» Set problem: Please give everything from the line containing "team-header-left: Team B" down to the line containing "plus-button[interactable]: + <box>398 517" again, with "plus-button" replaced by "increment-button" and the rest of those lines unchanged.
## begin
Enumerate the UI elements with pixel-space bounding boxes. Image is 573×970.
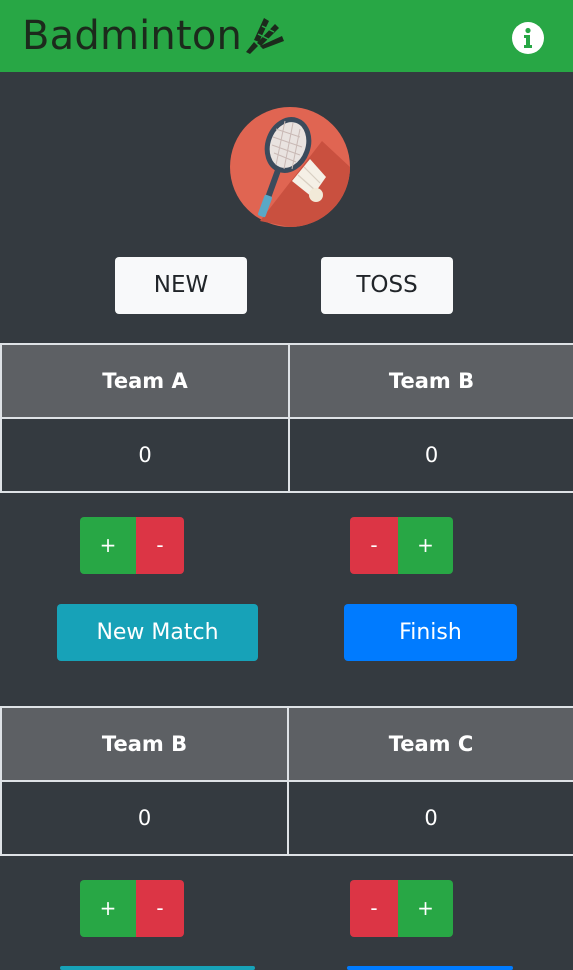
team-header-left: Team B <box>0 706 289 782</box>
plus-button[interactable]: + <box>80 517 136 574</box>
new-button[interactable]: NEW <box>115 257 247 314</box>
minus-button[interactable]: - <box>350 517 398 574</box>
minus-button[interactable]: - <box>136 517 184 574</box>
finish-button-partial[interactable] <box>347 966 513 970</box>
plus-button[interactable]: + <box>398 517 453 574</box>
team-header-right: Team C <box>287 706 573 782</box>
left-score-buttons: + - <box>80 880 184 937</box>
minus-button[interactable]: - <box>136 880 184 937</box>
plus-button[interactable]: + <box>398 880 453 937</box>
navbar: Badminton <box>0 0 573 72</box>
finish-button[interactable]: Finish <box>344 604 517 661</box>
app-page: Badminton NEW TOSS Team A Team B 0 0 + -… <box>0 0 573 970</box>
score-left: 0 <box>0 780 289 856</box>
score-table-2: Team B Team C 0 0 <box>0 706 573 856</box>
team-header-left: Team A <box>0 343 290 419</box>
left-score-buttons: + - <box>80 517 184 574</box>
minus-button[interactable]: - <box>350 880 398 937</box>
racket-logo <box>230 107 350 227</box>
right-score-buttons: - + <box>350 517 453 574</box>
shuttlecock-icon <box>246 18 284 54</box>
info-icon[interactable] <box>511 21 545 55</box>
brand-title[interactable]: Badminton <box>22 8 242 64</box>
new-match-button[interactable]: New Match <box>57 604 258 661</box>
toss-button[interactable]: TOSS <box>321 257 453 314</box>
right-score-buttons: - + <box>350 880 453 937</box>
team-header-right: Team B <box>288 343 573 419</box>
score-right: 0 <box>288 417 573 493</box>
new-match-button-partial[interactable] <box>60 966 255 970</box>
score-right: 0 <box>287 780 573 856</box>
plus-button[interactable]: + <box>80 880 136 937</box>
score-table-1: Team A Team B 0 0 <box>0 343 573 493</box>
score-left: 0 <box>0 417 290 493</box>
## end
## begin
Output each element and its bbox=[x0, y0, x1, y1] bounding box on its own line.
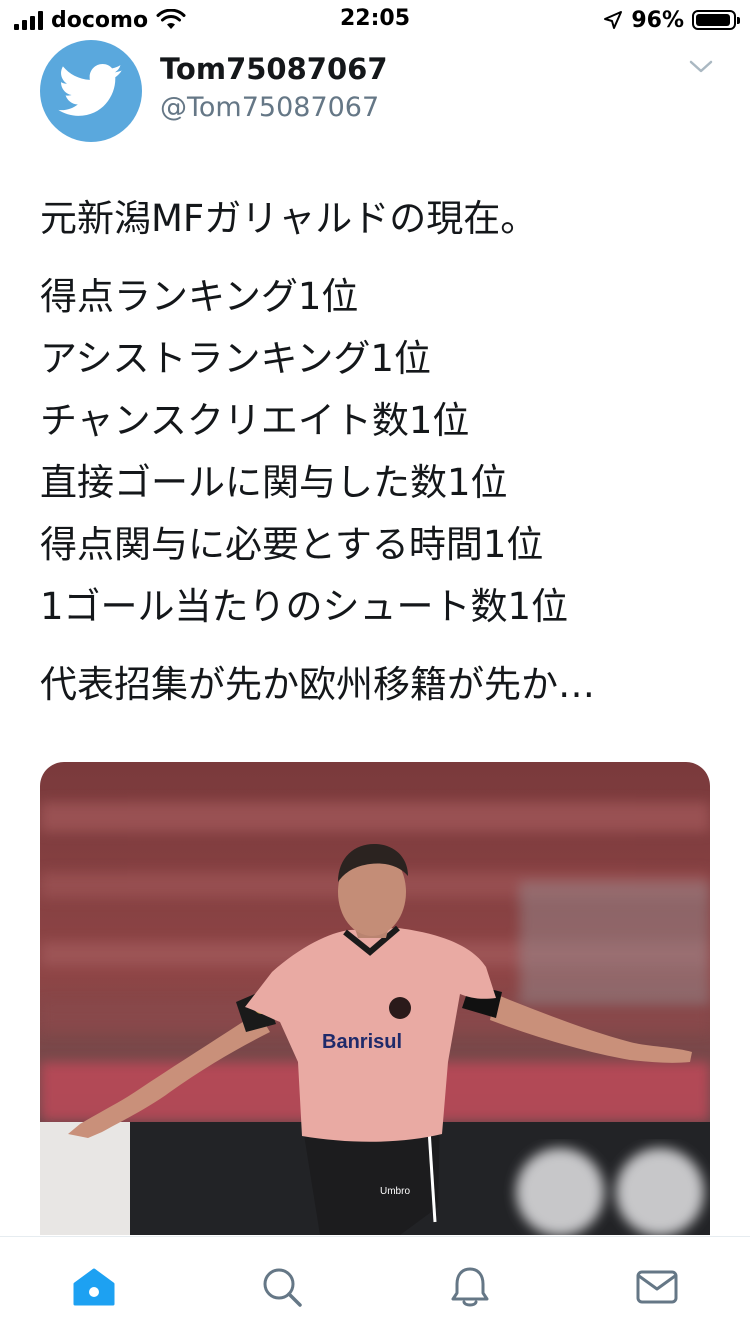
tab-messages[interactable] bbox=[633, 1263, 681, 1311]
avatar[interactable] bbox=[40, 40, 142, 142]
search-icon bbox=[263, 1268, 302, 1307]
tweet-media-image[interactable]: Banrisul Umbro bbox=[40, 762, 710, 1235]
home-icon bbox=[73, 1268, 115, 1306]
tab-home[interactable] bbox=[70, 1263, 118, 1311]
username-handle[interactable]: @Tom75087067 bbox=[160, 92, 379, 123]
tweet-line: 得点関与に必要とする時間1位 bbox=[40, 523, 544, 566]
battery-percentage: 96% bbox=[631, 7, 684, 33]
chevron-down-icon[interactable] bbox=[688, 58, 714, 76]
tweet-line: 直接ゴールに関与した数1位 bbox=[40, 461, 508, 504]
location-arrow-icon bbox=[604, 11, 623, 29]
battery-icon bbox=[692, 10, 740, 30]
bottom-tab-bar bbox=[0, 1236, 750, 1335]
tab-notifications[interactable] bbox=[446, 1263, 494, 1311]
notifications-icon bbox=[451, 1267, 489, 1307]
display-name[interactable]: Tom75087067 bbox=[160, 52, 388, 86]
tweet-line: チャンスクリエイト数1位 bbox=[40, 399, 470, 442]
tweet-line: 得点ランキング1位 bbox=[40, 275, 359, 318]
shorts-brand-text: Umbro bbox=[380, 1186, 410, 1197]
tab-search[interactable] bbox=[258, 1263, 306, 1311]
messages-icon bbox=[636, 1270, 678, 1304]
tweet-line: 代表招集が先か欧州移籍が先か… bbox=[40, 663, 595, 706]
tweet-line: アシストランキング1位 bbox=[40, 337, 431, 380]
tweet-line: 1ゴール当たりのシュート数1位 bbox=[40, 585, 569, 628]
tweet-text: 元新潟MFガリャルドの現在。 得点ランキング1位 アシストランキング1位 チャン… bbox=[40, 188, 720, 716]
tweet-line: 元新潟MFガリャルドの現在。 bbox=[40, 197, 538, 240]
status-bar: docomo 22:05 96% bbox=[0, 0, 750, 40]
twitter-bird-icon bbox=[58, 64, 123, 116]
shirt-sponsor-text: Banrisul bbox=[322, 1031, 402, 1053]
## end
» Written solution:
team-header-left: Team B <box>0 706 289 782</box>
increment-button[interactable]: + <box>80 517 136 574</box>
new-button[interactable]: NEW <box>115 257 247 314</box>
minus-button[interactable]: - <box>350 517 398 574</box>
minus-button[interactable]: - <box>136 517 184 574</box>
finish-button-partial[interactable] <box>347 966 513 970</box>
increment-button[interactable]: + <box>398 517 453 574</box>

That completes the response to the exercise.